_The problem:_ Across the listing below, how many lines have the word "letter" in them? Provide only the number.

○ ○ ○ ○

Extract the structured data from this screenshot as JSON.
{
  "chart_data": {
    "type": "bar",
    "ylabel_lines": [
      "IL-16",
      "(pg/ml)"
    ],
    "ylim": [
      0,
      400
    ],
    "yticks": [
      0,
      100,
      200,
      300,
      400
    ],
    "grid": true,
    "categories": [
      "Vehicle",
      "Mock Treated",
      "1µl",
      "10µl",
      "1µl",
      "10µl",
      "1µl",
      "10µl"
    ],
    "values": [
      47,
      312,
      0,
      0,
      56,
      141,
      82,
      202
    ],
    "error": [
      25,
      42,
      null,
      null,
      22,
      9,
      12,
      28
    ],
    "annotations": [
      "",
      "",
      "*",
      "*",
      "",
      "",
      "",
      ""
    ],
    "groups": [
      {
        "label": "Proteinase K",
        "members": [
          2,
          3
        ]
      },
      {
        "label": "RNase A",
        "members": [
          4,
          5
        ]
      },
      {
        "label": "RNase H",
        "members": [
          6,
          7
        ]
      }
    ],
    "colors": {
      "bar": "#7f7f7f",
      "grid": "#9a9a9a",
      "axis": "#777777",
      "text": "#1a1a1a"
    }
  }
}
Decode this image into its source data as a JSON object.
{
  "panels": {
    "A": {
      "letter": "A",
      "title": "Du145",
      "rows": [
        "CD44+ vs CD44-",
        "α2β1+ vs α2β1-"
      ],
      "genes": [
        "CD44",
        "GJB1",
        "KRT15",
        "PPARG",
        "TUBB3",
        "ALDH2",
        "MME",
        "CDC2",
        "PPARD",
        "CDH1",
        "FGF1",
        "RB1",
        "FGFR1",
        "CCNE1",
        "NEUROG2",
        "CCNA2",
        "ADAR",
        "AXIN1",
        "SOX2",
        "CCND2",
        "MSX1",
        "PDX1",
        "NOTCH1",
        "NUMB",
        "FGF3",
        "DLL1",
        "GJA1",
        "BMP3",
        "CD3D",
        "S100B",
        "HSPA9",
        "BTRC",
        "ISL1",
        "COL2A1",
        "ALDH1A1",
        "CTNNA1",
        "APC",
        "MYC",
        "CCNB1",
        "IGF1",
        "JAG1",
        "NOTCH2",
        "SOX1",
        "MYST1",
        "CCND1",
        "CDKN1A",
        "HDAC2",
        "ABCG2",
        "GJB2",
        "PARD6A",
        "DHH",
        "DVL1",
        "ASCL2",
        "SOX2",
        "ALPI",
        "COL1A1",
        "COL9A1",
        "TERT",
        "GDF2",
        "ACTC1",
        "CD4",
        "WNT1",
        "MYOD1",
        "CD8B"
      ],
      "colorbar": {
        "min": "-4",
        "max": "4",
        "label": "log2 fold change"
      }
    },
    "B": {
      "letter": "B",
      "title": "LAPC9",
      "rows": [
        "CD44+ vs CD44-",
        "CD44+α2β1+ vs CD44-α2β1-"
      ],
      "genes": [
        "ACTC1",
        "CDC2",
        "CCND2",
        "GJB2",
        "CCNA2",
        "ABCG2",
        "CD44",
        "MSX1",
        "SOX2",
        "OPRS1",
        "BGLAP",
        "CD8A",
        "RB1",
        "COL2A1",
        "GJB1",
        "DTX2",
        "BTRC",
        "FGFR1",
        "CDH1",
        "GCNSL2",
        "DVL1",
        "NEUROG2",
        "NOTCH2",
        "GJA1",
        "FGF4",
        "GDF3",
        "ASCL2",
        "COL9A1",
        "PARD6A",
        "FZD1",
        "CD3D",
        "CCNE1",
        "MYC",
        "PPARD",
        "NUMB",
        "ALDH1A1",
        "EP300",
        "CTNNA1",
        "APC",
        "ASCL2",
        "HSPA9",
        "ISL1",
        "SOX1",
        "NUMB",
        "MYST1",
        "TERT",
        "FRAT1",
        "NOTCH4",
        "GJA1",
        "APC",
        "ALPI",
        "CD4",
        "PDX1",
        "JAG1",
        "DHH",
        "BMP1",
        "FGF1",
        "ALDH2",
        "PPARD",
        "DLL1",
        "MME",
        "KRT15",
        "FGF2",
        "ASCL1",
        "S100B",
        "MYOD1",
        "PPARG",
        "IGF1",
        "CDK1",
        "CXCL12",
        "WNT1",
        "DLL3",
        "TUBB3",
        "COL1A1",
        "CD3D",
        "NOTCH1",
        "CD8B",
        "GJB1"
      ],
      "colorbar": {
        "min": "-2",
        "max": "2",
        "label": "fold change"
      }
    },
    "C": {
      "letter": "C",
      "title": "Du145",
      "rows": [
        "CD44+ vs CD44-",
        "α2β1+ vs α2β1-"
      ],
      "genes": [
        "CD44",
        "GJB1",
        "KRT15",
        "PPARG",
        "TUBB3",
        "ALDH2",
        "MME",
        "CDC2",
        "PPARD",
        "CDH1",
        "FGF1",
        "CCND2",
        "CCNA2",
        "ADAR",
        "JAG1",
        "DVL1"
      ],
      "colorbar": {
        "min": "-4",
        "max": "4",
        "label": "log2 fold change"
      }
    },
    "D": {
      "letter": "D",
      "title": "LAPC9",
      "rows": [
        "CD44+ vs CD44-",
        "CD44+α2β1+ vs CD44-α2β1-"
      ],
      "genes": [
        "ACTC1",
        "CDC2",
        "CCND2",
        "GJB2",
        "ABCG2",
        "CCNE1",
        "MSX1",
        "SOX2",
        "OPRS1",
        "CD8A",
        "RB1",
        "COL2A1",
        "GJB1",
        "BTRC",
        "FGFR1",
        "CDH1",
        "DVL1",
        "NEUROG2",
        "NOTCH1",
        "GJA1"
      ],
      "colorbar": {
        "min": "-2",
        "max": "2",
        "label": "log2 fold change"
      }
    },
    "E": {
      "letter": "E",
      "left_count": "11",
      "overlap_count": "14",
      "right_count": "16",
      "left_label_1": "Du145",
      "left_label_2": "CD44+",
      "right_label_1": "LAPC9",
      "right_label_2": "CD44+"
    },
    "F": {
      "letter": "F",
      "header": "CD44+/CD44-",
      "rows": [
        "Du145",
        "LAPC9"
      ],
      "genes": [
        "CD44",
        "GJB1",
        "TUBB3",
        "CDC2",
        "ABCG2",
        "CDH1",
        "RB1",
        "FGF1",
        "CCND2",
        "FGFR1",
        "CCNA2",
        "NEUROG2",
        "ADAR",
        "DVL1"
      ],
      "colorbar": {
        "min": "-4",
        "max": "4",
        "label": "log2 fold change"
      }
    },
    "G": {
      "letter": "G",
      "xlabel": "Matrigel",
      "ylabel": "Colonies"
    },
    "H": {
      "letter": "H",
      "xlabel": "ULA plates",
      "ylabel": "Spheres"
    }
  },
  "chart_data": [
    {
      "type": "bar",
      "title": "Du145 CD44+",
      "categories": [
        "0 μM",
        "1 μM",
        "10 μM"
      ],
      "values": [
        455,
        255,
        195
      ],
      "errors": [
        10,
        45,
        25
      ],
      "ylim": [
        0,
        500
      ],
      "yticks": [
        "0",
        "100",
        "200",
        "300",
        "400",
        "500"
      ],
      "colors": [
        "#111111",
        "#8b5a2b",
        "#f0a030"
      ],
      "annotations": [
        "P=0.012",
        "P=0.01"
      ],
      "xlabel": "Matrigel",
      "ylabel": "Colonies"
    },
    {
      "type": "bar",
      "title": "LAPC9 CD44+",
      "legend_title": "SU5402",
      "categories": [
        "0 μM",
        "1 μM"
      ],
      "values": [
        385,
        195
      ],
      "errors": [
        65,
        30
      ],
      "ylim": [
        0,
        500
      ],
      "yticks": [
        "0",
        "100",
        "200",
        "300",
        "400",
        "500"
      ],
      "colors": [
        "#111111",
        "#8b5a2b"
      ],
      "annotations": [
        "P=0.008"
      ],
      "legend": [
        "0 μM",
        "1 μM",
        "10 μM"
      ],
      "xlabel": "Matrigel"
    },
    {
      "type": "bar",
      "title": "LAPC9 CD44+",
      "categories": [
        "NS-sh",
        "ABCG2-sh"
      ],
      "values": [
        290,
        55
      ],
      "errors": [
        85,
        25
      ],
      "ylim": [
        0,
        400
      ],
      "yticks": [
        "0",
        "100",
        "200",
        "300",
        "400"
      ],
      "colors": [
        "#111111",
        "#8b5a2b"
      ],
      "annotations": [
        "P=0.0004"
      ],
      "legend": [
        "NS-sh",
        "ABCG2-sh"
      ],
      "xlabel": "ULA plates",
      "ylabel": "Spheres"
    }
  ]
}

○ ○ ○ ○

_Exercise output:_ 8